**SUPPLIED DATA:**
_ _ _

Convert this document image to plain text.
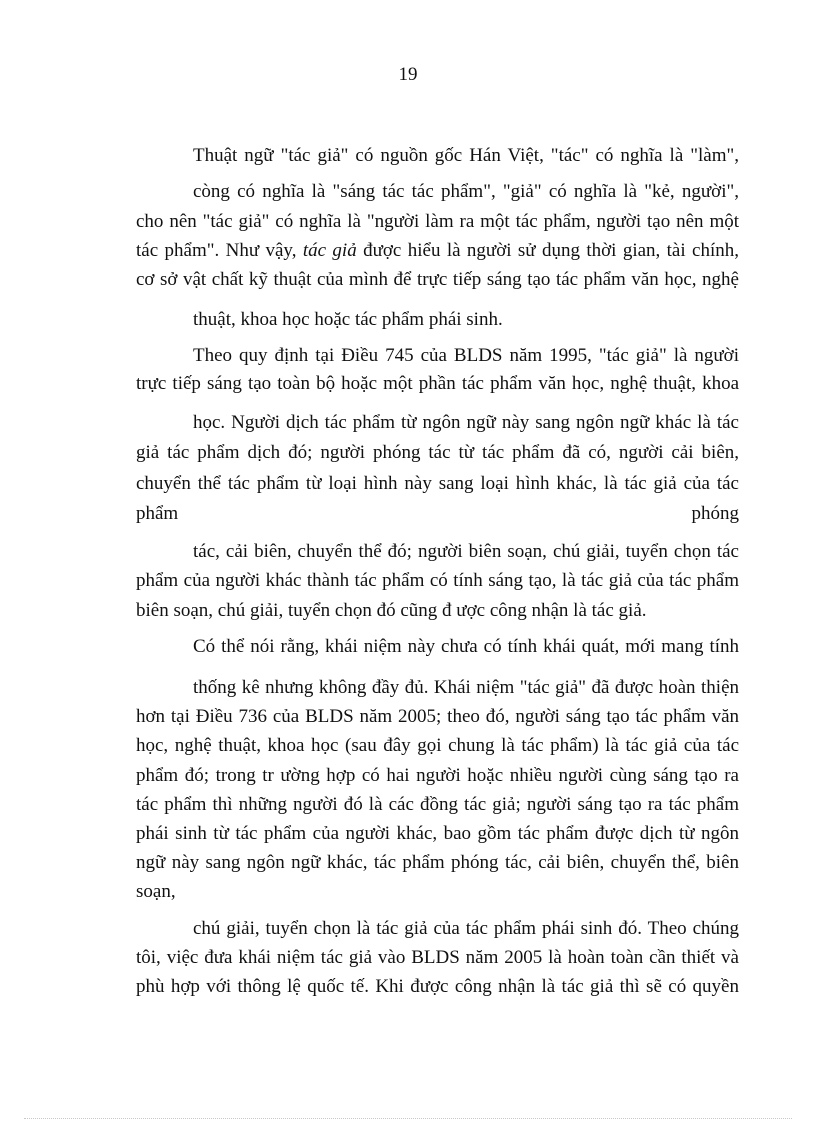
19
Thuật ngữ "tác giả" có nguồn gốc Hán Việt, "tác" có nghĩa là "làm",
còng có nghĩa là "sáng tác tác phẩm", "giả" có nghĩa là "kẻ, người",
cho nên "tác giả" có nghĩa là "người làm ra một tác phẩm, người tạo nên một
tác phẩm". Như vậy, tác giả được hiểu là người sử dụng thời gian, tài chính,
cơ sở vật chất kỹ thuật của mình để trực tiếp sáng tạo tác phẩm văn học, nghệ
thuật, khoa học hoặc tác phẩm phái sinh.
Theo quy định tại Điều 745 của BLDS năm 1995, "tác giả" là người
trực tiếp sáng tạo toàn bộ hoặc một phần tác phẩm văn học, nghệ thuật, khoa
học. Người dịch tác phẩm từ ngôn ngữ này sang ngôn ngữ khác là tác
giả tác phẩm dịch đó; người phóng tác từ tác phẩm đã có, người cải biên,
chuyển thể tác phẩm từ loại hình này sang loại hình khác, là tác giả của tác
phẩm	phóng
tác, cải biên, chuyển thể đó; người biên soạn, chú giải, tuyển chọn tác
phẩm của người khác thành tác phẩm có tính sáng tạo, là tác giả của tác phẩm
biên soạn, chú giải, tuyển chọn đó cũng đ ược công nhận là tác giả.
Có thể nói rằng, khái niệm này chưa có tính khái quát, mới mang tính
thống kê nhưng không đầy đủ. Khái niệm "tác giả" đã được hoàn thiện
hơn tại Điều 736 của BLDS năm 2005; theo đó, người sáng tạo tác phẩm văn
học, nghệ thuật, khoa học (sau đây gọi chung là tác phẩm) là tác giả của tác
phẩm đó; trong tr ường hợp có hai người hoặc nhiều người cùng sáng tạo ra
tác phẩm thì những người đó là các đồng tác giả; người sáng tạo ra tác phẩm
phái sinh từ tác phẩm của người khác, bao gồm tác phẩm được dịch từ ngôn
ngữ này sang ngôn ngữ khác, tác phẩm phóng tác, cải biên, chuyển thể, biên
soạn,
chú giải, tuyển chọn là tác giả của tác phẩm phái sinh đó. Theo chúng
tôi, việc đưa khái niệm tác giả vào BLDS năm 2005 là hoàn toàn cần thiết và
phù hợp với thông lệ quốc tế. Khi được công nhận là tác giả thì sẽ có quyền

_ _ _

**SHORT PROBLEM:** Transcribe the full listing above exactly as it stands, minus the pictures.

**TASK SOLUTION:**
Convert this document image to plain text.
19
Thuật ngữ "tác giả" có nguồn gốc Hán Việt, "tác" có nghĩa là "làm",
còng có nghĩa là "sáng tác tác phẩm", "giả" có nghĩa là "kẻ, người",
cho nên "tác giả" có nghĩa là "người làm ra một tác phẩm, người tạo nên một
tác phẩm". Như vậy, tác giả được hiểu là người sử dụng thời gian, tài chính,
cơ sở vật chất kỹ thuật của mình để trực tiếp sáng tạo tác phẩm văn học, nghệ
thuật, khoa học hoặc tác phẩm phái sinh.
Theo quy định tại Điều 745 của BLDS năm 1995, "tác giả" là người
trực tiếp sáng tạo toàn bộ hoặc một phần tác phẩm văn học, nghệ thuật, khoa
học. Người dịch tác phẩm từ ngôn ngữ này sang ngôn ngữ khác là tác
giả tác phẩm dịch đó; người phóng tác từ tác phẩm đã có, người cải biên,
chuyển thể tác phẩm từ loại hình này sang loại hình khác, là tác giả của tác
phẩm	phóng
tác, cải biên, chuyển thể đó; người biên soạn, chú giải, tuyển chọn tác
phẩm của người khác thành tác phẩm có tính sáng tạo, là tác giả của tác phẩm
biên soạn, chú giải, tuyển chọn đó cũng đ ược công nhận là tác giả.
Có thể nói rằng, khái niệm này chưa có tính khái quát, mới mang tính
thống kê nhưng không đầy đủ. Khái niệm "tác giả" đã được hoàn thiện
hơn tại Điều 736 của BLDS năm 2005; theo đó, người sáng tạo tác phẩm văn
học, nghệ thuật, khoa học (sau đây gọi chung là tác phẩm) là tác giả của tác
phẩm đó; trong tr ường hợp có hai người hoặc nhiều người cùng sáng tạo ra
tác phẩm thì những người đó là các đồng tác giả; người sáng tạo ra tác phẩm
phái sinh từ tác phẩm của người khác, bao gồm tác phẩm được dịch từ ngôn
ngữ này sang ngôn ngữ khác, tác phẩm phóng tác, cải biên, chuyển thể, biên
soạn,
chú giải, tuyển chọn là tác giả của tác phẩm phái sinh đó. Theo chúng
tôi, việc đưa khái niệm tác giả vào BLDS năm 2005 là hoàn toàn cần thiết và
phù hợp với thông lệ quốc tế. Khi được công nhận là tác giả thì sẽ có quyền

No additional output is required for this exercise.